DESCRIPTION OF THE TASK:
From the listing below, select every line where the word "Worker" appears.

DATA TO USE:
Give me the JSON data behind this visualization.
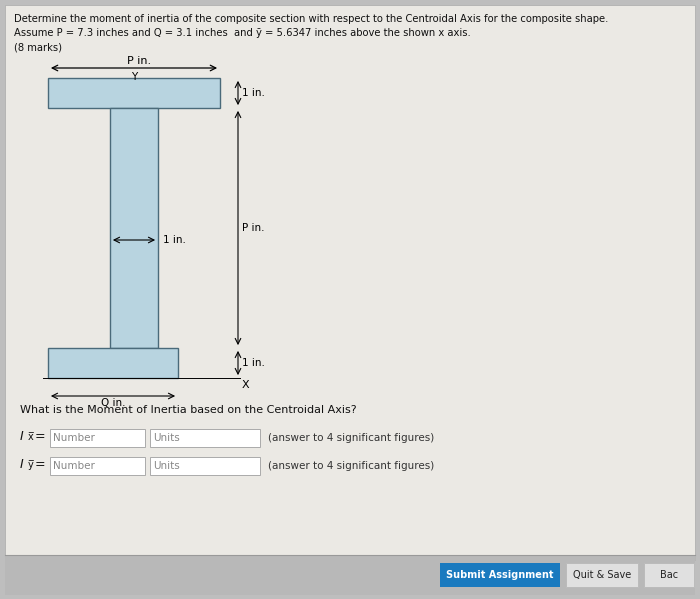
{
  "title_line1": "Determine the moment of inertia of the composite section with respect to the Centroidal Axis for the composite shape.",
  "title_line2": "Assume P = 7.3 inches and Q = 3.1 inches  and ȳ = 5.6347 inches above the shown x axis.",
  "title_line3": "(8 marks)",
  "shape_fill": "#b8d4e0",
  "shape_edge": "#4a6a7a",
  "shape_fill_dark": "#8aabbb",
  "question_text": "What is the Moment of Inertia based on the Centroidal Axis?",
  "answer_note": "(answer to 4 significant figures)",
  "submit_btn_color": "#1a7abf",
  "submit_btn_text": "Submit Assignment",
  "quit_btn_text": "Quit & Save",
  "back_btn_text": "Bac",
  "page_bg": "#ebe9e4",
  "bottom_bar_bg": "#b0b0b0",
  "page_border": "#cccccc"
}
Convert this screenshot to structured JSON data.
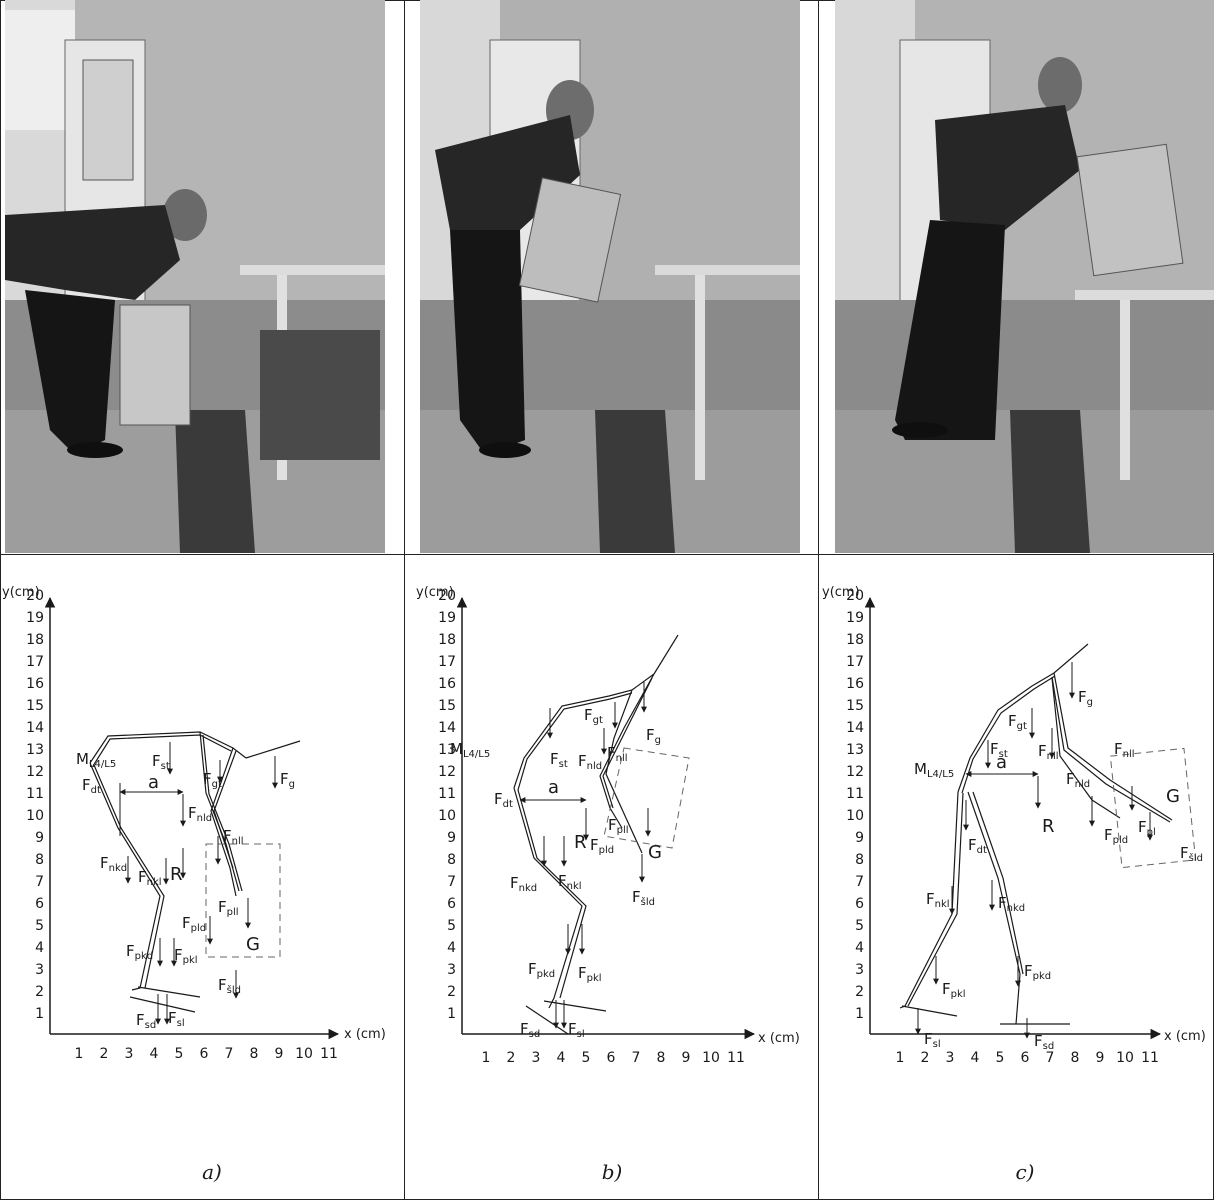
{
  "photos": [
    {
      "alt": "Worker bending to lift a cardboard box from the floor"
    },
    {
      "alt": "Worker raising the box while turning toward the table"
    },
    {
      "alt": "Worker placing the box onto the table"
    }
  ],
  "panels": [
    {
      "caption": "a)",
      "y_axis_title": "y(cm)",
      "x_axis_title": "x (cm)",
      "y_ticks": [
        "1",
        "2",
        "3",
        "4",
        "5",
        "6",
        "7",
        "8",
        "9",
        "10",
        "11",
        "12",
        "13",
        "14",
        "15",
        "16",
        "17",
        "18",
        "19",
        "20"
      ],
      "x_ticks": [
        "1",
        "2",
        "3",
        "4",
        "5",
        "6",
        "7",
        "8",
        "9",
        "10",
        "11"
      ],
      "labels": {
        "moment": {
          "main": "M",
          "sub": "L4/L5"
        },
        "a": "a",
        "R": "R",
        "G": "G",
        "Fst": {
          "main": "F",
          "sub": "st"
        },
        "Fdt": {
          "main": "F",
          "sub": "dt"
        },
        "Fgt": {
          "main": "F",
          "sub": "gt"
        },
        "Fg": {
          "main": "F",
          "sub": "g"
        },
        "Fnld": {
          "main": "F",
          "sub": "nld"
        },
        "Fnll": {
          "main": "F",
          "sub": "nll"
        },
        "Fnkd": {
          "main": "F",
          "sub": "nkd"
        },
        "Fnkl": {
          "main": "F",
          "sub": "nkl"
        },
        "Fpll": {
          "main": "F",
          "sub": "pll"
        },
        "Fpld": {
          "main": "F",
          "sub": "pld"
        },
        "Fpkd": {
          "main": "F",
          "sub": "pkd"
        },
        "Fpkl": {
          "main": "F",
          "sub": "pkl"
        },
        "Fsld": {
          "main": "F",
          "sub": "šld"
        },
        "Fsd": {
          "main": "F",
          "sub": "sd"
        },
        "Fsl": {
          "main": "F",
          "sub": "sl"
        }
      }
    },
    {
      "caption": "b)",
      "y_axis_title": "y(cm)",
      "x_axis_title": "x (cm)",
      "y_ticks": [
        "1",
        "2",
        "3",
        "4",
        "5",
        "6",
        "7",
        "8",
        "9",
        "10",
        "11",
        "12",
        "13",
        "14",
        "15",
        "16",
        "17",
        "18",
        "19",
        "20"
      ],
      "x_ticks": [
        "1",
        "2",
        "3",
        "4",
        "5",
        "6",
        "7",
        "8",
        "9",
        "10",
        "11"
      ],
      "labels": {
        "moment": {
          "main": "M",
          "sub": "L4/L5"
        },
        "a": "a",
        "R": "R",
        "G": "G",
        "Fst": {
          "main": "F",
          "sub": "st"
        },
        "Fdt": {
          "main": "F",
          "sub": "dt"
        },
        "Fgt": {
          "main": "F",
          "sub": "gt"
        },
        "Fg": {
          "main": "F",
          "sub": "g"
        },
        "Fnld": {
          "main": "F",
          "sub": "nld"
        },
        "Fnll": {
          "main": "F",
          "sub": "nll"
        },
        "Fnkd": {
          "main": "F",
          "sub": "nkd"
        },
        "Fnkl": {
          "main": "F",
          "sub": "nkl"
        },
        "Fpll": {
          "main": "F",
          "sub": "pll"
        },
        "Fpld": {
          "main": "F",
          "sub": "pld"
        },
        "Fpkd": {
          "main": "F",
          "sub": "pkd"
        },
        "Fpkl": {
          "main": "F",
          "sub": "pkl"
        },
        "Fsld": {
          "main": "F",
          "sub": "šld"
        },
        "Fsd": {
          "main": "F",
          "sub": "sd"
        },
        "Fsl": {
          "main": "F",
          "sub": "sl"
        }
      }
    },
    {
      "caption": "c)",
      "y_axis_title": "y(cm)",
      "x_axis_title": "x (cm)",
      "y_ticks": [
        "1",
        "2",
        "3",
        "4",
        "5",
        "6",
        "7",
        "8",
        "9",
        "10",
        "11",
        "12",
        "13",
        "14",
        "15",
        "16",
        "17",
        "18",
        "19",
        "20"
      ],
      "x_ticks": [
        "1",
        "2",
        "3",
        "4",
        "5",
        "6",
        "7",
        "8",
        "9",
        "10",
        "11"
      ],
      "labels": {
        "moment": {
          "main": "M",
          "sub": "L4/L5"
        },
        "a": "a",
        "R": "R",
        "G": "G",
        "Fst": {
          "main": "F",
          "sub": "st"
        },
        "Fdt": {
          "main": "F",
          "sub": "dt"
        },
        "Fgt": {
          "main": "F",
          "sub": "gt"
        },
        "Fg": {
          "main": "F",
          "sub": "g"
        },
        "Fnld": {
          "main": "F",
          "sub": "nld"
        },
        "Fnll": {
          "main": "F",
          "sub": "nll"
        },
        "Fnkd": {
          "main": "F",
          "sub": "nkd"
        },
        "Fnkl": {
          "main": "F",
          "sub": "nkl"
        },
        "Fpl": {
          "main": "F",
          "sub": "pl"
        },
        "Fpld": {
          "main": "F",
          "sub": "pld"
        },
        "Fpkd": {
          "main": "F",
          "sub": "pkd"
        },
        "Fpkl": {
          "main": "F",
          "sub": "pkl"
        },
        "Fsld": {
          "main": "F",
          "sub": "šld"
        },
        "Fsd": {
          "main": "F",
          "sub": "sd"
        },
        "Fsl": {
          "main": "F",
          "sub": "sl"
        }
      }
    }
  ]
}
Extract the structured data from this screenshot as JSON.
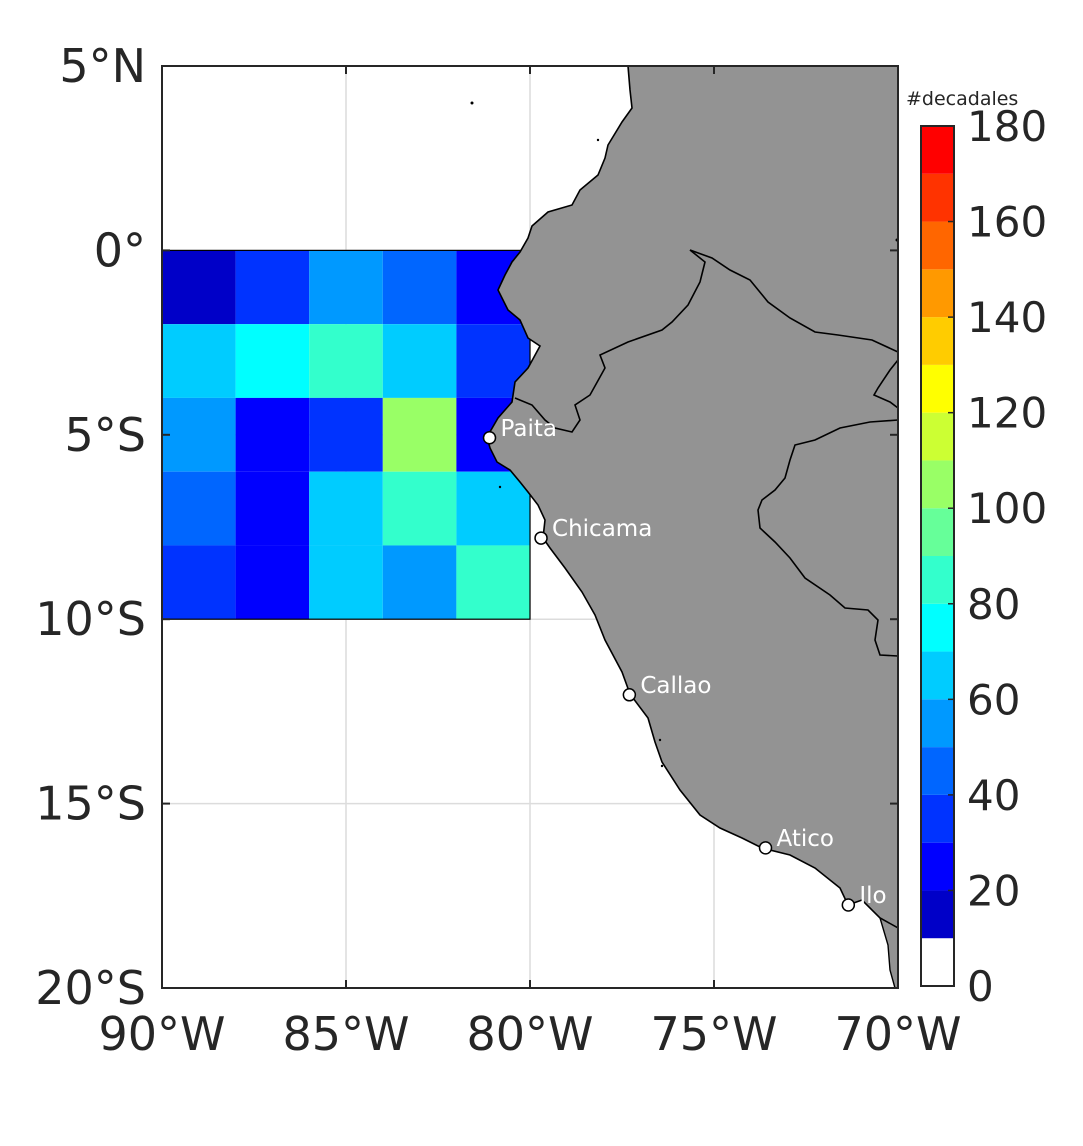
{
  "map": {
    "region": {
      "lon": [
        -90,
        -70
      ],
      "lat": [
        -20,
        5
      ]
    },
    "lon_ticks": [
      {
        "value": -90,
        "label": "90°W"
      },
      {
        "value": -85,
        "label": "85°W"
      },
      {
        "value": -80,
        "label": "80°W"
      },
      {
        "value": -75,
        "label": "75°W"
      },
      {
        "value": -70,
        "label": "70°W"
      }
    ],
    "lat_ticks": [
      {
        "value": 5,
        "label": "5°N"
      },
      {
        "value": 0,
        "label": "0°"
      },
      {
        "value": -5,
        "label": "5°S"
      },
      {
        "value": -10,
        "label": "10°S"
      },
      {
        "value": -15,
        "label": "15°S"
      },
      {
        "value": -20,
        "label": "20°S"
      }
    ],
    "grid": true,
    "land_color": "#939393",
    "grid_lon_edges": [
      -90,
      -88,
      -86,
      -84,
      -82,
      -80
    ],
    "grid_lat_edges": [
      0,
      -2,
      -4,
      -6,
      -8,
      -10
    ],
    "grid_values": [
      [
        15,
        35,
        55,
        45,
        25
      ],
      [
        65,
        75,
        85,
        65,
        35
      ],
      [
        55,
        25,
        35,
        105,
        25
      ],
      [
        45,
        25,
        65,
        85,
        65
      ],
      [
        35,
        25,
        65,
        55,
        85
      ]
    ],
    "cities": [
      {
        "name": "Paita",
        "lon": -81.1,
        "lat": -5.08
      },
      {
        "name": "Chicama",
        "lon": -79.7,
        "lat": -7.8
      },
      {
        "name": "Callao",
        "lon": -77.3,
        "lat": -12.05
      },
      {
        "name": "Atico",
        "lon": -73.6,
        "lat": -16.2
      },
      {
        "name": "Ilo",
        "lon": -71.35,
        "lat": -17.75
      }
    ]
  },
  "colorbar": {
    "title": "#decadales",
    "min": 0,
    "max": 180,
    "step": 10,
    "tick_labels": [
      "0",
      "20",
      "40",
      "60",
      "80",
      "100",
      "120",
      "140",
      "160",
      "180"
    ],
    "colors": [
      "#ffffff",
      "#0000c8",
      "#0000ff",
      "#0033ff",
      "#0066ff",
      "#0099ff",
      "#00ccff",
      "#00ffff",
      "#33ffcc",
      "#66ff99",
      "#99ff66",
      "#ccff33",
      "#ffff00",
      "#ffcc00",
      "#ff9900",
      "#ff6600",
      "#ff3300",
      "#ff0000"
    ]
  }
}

FINISHED ANSWER:
      "alt": "Worker bending to lift a cardboard box from the floor"
      "alt": "Worker raising the box while turning toward the table"
      "alt": "Worker placing the box onto the table"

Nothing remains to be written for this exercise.